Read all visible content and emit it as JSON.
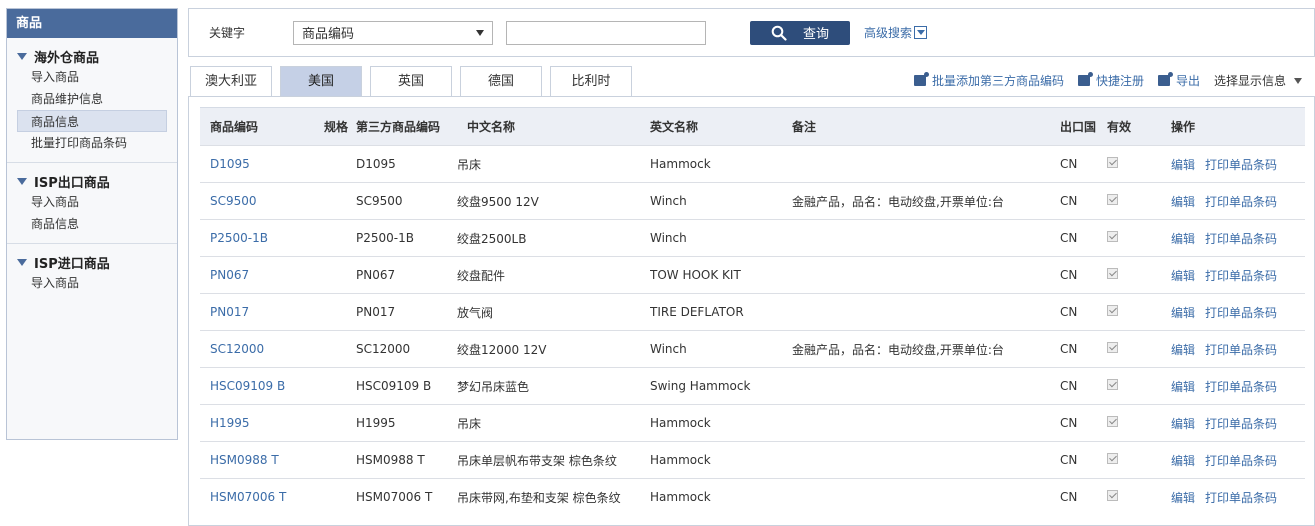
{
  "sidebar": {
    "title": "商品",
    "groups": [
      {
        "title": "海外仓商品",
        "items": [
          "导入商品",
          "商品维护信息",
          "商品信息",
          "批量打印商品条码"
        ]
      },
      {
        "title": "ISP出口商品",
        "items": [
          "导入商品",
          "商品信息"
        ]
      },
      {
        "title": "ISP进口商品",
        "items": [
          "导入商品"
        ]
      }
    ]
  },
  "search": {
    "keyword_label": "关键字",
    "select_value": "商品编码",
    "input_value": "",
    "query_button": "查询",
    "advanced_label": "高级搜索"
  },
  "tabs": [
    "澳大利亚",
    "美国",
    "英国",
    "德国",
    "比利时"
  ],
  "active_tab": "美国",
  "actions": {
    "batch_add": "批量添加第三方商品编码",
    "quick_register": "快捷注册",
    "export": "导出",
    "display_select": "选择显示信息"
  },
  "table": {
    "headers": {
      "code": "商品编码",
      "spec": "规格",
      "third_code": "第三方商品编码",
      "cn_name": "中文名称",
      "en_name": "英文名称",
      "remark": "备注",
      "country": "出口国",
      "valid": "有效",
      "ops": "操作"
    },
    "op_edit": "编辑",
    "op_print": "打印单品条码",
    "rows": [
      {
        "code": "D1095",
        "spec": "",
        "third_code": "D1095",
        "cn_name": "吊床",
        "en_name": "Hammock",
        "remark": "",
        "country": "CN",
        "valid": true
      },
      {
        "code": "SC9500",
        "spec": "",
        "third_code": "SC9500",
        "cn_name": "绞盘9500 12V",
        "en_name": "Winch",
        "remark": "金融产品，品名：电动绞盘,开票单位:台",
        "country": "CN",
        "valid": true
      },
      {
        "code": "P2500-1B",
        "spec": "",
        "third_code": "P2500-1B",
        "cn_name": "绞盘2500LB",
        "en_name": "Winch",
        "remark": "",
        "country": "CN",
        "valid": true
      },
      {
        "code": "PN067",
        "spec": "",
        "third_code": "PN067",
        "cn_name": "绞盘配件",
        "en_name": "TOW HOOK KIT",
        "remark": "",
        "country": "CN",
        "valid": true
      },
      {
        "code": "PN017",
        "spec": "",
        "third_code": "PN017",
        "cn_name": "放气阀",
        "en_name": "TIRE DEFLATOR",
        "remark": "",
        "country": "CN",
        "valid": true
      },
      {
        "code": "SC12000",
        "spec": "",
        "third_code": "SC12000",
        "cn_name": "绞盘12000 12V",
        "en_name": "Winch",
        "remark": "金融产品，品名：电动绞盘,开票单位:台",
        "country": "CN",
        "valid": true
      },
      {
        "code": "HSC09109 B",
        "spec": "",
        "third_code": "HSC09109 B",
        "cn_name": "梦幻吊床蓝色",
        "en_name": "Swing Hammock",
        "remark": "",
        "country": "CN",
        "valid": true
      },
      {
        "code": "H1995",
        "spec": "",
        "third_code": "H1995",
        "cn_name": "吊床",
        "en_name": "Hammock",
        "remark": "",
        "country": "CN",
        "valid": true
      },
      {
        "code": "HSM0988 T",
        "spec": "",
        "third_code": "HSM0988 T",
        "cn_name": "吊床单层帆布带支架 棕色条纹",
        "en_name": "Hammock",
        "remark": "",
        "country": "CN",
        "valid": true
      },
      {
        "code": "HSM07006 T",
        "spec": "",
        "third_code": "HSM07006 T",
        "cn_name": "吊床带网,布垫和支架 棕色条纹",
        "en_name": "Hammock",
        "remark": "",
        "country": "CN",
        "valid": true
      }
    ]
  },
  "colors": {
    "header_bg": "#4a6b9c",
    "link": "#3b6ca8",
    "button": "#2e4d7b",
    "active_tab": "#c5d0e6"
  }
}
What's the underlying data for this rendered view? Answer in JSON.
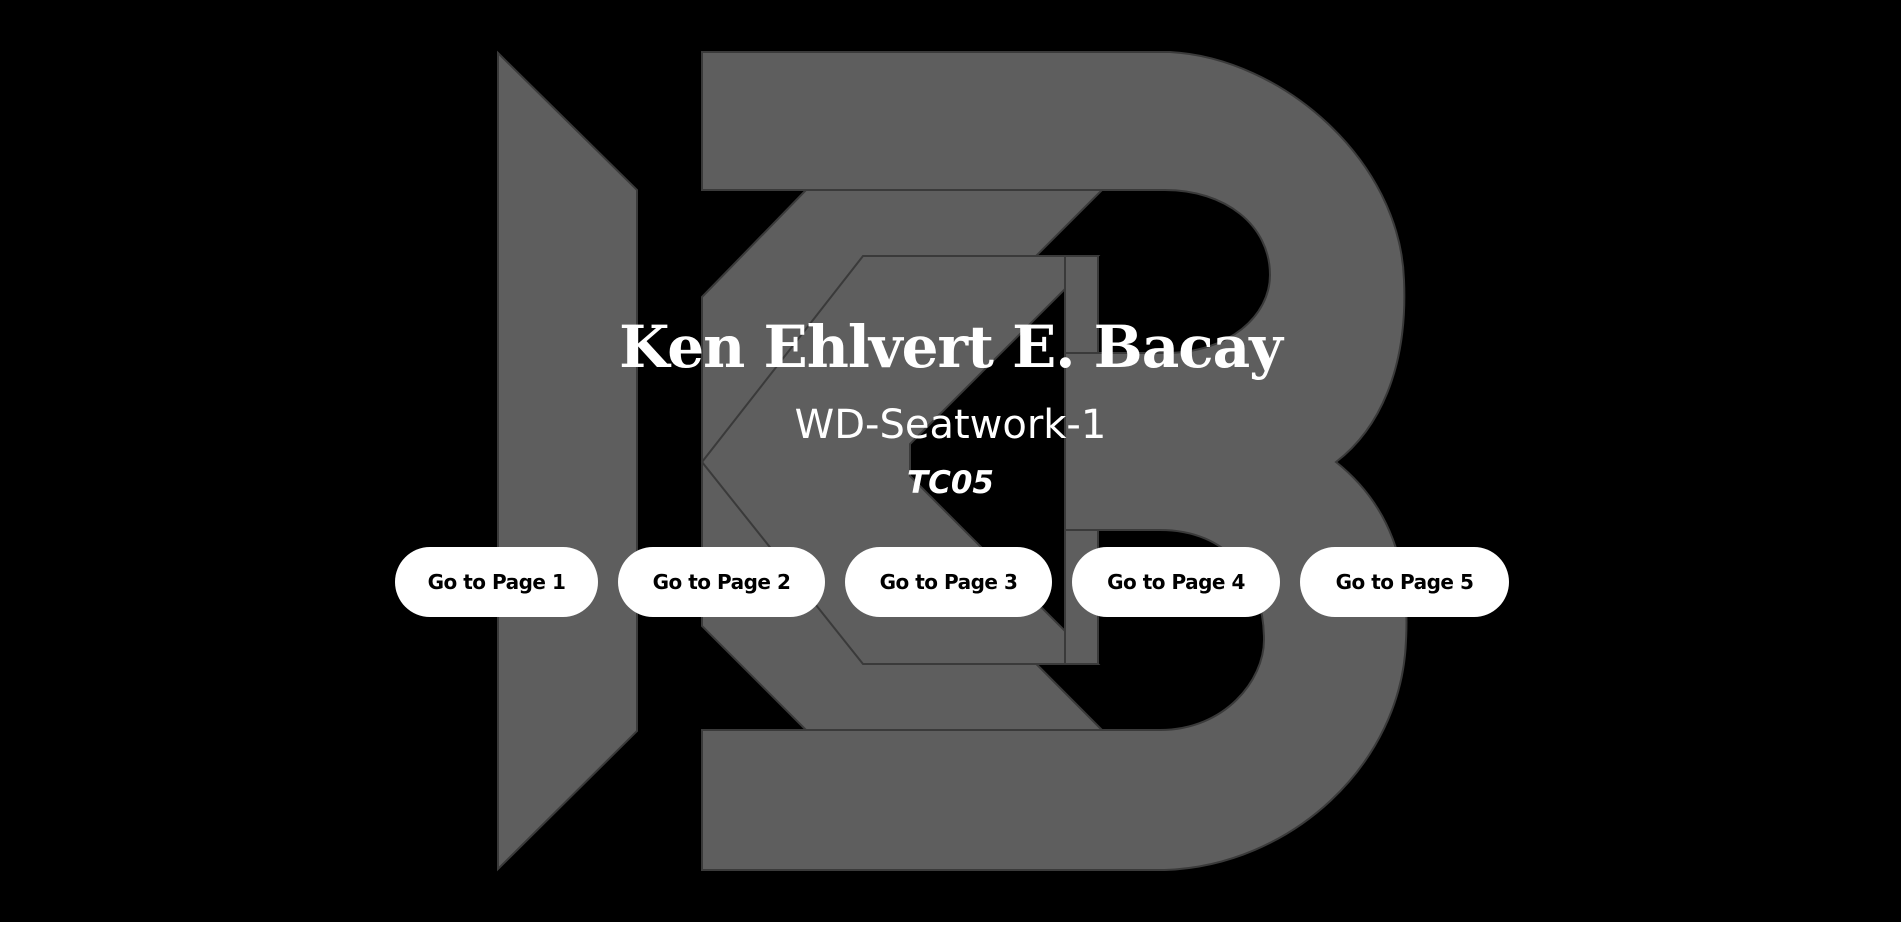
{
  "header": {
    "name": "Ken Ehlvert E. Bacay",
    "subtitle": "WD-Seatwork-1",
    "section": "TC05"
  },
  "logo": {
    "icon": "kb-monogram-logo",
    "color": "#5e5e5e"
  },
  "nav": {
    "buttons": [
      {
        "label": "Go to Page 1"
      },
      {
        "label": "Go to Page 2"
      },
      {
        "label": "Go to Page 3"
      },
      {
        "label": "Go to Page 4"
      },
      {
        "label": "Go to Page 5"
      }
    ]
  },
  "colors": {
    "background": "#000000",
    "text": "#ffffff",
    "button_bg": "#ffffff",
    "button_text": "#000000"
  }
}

______

> Given instruction
Retype the lines exactly as they appear, beginning with the line that contains "What's the underlying" and ending with the final line of the entries, and omit the pictures.

> Written reply
What's the underlying data for this rendered view? Answer in JSON.
{
  "header": {
    "name": "Ken Ehlvert E. Bacay",
    "subtitle": "WD-Seatwork-1",
    "section": "TC05"
  },
  "logo": {
    "icon": "kb-monogram-logo",
    "color": "#5e5e5e"
  },
  "nav": {
    "buttons": [
      {
        "label": "Go to Page 1"
      },
      {
        "label": "Go to Page 2"
      },
      {
        "label": "Go to Page 3"
      },
      {
        "label": "Go to Page 4"
      },
      {
        "label": "Go to Page 5"
      }
    ]
  },
  "colors": {
    "background": "#000000",
    "text": "#ffffff",
    "button_bg": "#ffffff",
    "button_text": "#000000"
  }
}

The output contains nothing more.